• **Extracts from a graphics dataset**:
▼

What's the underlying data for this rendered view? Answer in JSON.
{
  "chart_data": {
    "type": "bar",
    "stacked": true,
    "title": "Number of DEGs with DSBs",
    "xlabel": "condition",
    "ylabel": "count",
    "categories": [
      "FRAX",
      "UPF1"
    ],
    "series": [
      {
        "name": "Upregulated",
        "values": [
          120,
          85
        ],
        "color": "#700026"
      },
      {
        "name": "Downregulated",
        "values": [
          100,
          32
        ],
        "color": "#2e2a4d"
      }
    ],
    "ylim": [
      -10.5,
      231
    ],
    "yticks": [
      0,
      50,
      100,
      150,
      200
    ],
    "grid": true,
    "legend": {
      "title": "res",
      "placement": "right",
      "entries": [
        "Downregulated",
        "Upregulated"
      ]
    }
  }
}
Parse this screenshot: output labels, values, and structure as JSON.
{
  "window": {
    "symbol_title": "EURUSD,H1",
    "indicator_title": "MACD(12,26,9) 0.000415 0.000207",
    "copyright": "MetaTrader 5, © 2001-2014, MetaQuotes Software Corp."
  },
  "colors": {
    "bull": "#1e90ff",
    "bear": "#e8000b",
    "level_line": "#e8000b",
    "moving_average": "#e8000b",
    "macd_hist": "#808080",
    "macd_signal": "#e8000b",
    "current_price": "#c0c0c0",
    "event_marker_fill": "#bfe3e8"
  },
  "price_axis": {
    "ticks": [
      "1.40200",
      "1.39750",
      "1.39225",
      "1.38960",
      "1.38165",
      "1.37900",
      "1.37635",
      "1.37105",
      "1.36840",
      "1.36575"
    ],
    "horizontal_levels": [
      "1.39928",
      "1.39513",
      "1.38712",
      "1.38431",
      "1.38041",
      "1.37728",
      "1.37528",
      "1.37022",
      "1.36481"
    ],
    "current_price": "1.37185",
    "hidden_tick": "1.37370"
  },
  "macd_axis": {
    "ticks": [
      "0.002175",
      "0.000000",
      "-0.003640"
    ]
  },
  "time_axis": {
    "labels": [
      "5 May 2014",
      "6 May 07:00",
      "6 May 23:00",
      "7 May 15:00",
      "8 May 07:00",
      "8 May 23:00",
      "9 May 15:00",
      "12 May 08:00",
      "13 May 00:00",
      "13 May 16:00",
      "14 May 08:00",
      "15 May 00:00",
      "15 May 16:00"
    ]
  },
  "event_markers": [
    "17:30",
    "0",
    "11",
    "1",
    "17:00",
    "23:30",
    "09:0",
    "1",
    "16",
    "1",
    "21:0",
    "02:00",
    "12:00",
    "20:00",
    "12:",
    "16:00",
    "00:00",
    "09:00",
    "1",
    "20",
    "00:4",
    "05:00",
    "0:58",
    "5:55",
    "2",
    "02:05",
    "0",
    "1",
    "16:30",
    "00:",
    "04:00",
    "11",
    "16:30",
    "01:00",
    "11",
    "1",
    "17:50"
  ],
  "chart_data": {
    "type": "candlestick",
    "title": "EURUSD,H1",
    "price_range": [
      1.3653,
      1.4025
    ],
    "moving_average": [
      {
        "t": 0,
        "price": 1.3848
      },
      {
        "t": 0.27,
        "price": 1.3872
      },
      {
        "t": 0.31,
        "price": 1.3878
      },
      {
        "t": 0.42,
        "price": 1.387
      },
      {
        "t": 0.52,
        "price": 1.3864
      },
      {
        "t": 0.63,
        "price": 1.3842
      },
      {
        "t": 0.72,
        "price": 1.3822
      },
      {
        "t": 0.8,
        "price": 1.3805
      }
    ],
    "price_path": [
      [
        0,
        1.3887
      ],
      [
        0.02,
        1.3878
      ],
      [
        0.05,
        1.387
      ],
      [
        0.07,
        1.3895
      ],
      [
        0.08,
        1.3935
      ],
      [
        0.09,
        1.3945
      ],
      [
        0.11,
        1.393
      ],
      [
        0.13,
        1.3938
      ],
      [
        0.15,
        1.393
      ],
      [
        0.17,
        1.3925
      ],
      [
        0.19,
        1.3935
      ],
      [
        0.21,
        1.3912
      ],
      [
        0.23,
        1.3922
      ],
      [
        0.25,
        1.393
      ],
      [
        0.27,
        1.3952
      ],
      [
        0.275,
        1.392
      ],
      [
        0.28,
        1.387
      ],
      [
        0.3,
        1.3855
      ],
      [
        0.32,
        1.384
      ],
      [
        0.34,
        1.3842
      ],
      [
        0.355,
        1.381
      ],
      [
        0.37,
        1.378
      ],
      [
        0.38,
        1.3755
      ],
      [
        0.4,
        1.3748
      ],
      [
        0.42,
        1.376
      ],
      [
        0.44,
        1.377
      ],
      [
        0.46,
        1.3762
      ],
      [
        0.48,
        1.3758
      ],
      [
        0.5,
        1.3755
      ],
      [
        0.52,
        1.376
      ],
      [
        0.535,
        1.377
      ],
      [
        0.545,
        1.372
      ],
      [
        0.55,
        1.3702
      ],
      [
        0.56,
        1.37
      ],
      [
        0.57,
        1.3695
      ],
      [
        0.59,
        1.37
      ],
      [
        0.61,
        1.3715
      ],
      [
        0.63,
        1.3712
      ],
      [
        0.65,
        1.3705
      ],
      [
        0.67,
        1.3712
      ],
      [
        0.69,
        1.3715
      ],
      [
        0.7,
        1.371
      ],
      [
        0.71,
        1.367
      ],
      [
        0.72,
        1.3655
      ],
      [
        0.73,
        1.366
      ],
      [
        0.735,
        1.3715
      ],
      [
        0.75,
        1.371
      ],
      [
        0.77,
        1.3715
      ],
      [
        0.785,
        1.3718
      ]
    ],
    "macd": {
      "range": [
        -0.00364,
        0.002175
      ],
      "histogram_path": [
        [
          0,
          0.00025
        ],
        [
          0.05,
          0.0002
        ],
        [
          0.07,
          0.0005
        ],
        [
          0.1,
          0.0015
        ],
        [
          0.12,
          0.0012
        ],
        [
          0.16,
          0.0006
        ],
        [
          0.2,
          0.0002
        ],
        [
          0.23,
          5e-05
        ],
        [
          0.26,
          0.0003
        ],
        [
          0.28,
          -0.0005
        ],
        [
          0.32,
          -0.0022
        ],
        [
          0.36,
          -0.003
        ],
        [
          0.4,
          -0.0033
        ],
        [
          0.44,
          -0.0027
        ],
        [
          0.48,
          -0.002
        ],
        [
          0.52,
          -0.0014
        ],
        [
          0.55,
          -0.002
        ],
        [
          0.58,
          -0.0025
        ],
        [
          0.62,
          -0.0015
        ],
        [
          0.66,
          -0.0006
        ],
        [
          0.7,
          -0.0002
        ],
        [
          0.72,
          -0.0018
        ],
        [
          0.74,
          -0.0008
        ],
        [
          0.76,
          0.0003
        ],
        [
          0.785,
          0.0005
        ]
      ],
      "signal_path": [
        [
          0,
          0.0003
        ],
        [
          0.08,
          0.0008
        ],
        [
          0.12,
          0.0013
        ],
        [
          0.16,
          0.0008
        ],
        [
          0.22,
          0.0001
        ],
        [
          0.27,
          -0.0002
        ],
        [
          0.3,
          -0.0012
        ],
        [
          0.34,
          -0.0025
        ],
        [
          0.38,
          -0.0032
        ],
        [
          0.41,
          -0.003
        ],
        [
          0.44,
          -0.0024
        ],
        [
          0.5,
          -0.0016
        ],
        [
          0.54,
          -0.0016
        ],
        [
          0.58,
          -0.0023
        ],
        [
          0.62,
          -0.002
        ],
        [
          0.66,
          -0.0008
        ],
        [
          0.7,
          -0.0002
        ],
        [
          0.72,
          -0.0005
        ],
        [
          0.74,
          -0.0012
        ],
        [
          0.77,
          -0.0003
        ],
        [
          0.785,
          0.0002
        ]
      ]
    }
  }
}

▲

• **The task**:
Check each line of the records above for "this", and copy those that have it.

• **Response below**:
What's the underlying data for this rendered view? Answer in JSON.
Parse this screenshot: output labels, values, and structure as JSON.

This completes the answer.